● To do
Every line in the data below that includes "title" belongs in the answer, copied as it stands.

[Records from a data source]

++++++

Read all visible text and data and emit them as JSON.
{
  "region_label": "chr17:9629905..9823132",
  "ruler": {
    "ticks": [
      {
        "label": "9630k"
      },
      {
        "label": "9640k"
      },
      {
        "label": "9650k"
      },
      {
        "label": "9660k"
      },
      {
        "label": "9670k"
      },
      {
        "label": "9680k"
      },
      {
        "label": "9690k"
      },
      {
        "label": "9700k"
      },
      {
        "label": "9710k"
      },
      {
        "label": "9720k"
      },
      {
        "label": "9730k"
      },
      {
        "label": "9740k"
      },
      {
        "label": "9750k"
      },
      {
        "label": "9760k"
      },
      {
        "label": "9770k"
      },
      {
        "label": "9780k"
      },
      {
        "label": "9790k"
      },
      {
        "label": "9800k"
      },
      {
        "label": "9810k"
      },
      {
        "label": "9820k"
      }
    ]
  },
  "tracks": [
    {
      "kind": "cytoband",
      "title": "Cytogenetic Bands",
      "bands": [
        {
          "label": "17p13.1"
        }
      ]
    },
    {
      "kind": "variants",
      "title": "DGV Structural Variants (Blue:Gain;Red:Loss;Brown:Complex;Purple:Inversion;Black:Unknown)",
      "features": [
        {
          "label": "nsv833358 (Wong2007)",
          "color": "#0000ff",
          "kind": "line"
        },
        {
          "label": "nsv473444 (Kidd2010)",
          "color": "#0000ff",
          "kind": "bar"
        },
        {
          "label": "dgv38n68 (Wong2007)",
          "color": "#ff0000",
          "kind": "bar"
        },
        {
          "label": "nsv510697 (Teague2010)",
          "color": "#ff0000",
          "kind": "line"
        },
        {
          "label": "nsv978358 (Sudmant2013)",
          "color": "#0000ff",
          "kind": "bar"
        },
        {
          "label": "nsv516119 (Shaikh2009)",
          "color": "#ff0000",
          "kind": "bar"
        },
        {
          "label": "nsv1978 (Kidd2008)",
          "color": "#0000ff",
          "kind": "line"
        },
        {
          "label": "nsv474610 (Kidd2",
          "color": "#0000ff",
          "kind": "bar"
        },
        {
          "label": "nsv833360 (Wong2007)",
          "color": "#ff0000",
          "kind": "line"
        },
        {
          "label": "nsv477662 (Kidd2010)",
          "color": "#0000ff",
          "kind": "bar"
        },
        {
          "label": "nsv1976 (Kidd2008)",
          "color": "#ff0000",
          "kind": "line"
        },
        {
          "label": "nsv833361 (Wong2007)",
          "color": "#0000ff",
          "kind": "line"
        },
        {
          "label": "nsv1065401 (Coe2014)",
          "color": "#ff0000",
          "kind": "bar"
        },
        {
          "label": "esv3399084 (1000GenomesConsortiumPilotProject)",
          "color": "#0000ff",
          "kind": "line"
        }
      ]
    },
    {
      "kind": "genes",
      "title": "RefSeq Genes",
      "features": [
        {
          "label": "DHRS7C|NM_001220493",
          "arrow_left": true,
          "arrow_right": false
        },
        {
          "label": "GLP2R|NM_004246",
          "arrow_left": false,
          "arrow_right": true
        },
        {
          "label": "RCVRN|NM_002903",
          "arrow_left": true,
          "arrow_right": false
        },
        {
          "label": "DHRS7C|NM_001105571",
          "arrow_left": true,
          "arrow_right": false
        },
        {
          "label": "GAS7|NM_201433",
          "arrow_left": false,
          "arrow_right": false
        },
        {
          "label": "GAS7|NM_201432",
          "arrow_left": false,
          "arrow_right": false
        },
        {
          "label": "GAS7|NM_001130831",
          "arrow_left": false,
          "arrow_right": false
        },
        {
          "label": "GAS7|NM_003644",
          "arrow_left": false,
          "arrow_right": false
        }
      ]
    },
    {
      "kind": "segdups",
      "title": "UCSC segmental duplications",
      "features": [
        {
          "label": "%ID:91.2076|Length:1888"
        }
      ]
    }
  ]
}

++++++

● Your solution
      "title": "Cytogenetic Bands",
      "title": "DGV Structural Variants (Blue:Gain;Red:Loss;Brown:Complex;Purple:Inversion;Black:Unknown)",
      "title": "RefSeq Genes",
      "title": "UCSC segmental duplications",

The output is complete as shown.